Records excerpted from a collection:
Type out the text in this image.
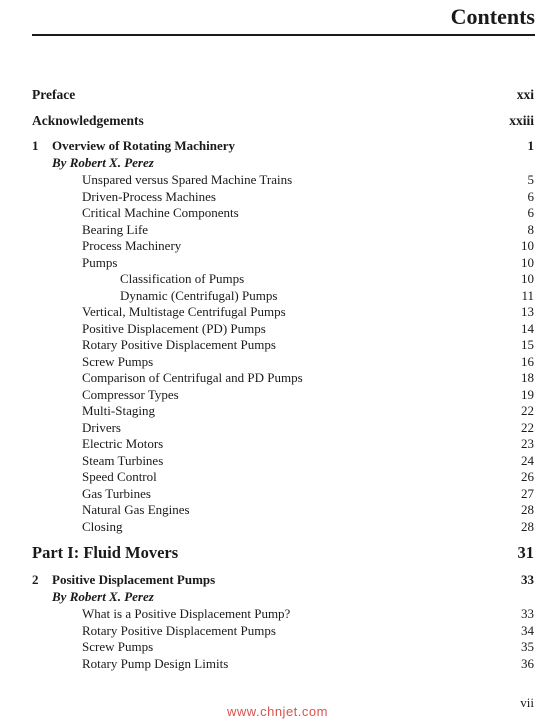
Contents
Preface	xxi
Acknowledgements	xxiii
1 Overview of Rotating Machinery	1
By Robert X. Perez
Unspared versus Spared Machine Trains	5
Driven-Process Machines	6
Critical Machine Components	6
Bearing Life	8
Process Machinery	10
Pumps	10
Classification of Pumps	10
Dynamic (Centrifugal) Pumps	11
Vertical, Multistage Centrifugal Pumps	13
Positive Displacement (PD) Pumps	14
Rotary Positive Displacement Pumps	15
Screw Pumps	16
Comparison of Centrifugal and PD Pumps	18
Compressor Types	19
Multi-Staging	22
Drivers	22
Electric Motors	23
Steam Turbines	24
Speed Control	26
Gas Turbines	27
Natural Gas Engines	28
Closing	28
Part I: Fluid Movers	31
2 Positive Displacement Pumps	33
By Robert X. Perez
What is a Positive Displacement Pump?	33
Rotary Positive Displacement Pumps	34
Screw Pumps	35
Rotary Pump Design Limits	36
vii
www.chnjet.com
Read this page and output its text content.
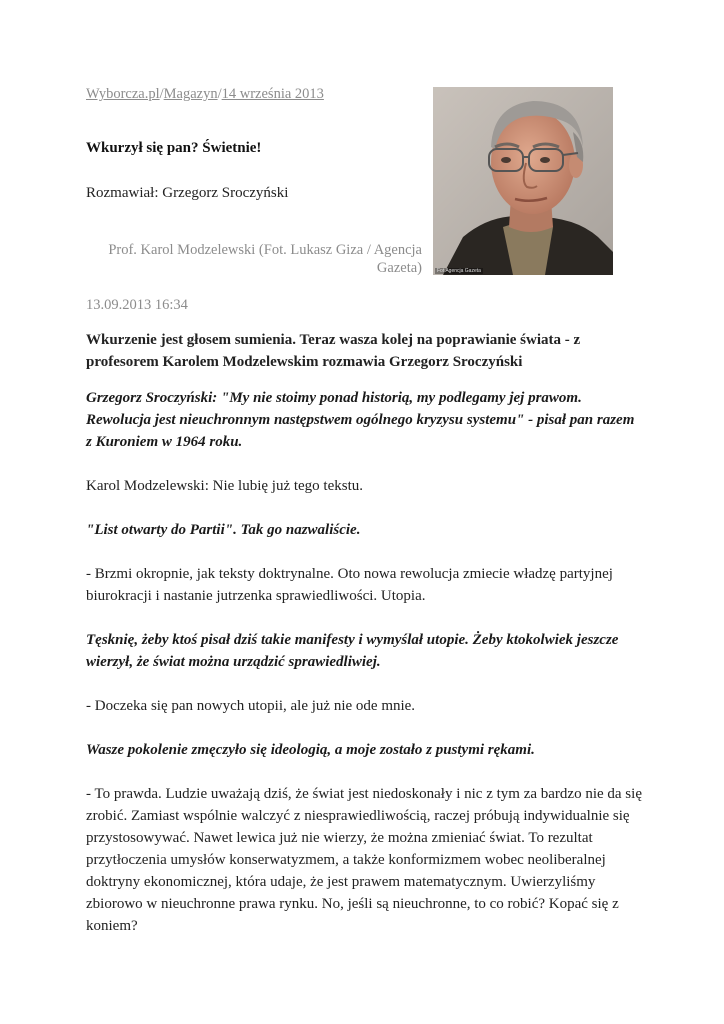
Wyborcza.pl/Magazyn/14 września 2013
Wkurzył się pan? Świetnie!
Rozmawiał: Grzegorz Sroczyński
Prof. Karol Modzelewski (Fot. Lukasz Giza / Agencja Gazeta)	Fot Agencja Gazeta
13.09.2013 16:34

Wkurzenie jest głosem sumienia. Teraz wasza kolej na poprawianie świata - z profesorem Karolem Modzelewskim rozmawia Grzegorz Sroczyński

Grzegorz Sroczyński: "My nie stoimy ponad historią, my podlegamy jej prawom. Rewolucja jest nieuchronnym następstwem ogólnego kryzysu systemu" - pisał pan razem z Kuroniem w 1964 roku.

Karol Modzelewski: Nie lubię już tego tekstu.

"List otwarty do Partii". Tak go nazwaliście.

- Brzmi okropnie, jak teksty doktrynalne. Oto nowa rewolucja zmiecie władzę partyjnej biurokracji i nastanie jutrzenka sprawiedliwości. Utopia.

Tęsknię, żeby ktoś pisał dziś takie manifesty i wymyślał utopie. Żeby ktokolwiek jeszcze wierzył, że świat można urządzić sprawiedliwiej.

- Doczeka się pan nowych utopii, ale już nie ode mnie.

Wasze pokolenie zmęczyło się ideologią, a moje zostało z pustymi rękami.

- To prawda. Ludzie uważają dziś, że świat jest niedoskonały i nic z tym za bardzo nie da się zrobić. Zamiast wspólnie walczyć z niesprawiedliwością, raczej próbują indywidualnie się przystosowywać. Nawet lewica już nie wierzy, że można zmieniać świat. To rezultat przytłoczenia umysłów konserwatyzmem, a także konformizmem wobec neoliberalnej doktryny ekonomicznej, która udaje, że jest prawem matematycznym. Uwierzyliśmy zbiorowo w nieuchronne prawa rynku. No, jeśli są nieuchronne, to co robić? Kopać się z koniem?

**GOAL OF THE EXERCISE:** Write out exactly the lines from the one containing "Read this page and output its text content." through the last line of the records above, both ends included, and leave out any pictures.

**WRITTEN ANSWER:**
Read this page and output its text content.
Wyborcza.pl/Magazyn/14 września 2013
Wkurzył się pan? Świetnie!
Rozmawiał: Grzegorz Sroczyński
Prof. Karol Modzelewski (Fot. Lukasz Giza / Agencja Gazeta)	Fot Agencja Gazeta
13.09.2013 16:34

Wkurzenie jest głosem sumienia. Teraz wasza kolej na poprawianie świata - z profesorem Karolem Modzelewskim rozmawia Grzegorz Sroczyński

Grzegorz Sroczyński: "My nie stoimy ponad historią, my podlegamy jej prawom. Rewolucja jest nieuchronnym następstwem ogólnego kryzysu systemu" - pisał pan razem z Kuroniem w 1964 roku.

Karol Modzelewski: Nie lubię już tego tekstu.

"List otwarty do Partii". Tak go nazwaliście.

- Brzmi okropnie, jak teksty doktrynalne. Oto nowa rewolucja zmiecie władzę partyjnej biurokracji i nastanie jutrzenka sprawiedliwości. Utopia.

Tęsknię, żeby ktoś pisał dziś takie manifesty i wymyślał utopie. Żeby ktokolwiek jeszcze wierzył, że świat można urządzić sprawiedliwiej.

- Doczeka się pan nowych utopii, ale już nie ode mnie.

Wasze pokolenie zmęczyło się ideologią, a moje zostało z pustymi rękami.

- To prawda. Ludzie uważają dziś, że świat jest niedoskonały i nic z tym za bardzo nie da się zrobić. Zamiast wspólnie walczyć z niesprawiedliwością, raczej próbują indywidualnie się przystosowywać. Nawet lewica już nie wierzy, że można zmieniać świat. To rezultat przytłoczenia umysłów konserwatyzmem, a także konformizmem wobec neoliberalnej doktryny ekonomicznej, która udaje, że jest prawem matematycznym. Uwierzyliśmy zbiorowo w nieuchronne prawa rynku. No, jeśli są nieuchronne, to co robić? Kopać się z koniem?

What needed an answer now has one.